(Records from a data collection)
○ ○ ○

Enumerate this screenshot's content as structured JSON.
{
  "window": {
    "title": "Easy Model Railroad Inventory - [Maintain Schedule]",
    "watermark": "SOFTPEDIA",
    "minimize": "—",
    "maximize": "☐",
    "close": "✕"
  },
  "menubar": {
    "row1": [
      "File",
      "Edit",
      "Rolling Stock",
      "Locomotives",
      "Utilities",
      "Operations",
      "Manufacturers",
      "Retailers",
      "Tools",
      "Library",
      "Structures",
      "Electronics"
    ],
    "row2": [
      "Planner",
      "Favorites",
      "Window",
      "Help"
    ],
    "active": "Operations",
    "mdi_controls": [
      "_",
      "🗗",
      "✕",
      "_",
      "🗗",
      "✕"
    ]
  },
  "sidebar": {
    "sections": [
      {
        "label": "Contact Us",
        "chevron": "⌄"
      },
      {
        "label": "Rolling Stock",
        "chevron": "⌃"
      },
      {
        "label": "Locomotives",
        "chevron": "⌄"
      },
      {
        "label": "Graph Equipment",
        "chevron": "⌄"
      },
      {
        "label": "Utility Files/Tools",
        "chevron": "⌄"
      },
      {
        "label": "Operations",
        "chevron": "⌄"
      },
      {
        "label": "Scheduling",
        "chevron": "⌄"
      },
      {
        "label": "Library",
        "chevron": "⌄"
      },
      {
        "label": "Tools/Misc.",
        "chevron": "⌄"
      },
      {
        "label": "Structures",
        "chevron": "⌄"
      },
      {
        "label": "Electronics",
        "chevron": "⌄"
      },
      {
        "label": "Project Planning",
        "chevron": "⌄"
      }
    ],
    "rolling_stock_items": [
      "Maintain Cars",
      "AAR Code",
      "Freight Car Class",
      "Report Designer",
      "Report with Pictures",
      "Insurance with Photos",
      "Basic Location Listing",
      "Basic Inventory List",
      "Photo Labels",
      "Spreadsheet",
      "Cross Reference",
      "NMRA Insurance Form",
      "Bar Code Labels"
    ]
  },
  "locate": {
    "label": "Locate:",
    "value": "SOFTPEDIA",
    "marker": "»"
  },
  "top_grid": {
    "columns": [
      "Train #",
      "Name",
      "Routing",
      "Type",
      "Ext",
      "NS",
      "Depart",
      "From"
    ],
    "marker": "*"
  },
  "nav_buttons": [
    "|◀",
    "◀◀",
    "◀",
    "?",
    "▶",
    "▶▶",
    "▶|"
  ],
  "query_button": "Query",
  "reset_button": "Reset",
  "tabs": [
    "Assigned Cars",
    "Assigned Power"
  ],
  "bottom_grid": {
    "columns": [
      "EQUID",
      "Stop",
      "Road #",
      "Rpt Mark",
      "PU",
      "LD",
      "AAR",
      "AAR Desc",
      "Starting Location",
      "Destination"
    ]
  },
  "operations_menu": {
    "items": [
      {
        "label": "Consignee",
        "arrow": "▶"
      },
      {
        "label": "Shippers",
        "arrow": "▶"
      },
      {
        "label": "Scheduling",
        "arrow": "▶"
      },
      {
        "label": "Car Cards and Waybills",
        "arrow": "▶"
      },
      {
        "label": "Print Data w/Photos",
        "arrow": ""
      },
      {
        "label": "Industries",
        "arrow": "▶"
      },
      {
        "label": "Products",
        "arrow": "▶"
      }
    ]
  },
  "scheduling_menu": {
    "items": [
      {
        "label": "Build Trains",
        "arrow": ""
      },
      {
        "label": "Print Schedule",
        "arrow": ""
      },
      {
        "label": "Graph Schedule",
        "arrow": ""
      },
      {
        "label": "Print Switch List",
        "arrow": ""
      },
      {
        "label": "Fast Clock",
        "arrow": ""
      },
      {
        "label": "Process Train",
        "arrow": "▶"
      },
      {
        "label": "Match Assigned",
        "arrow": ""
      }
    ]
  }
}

○ ○ ○

▸ **What is being asked**
Identify and list each line with the word "Assigned".

▸ **Reply to the exercise**
    "Assigned Cars",
    "Assigned Power"
        "label": "Match Assigned",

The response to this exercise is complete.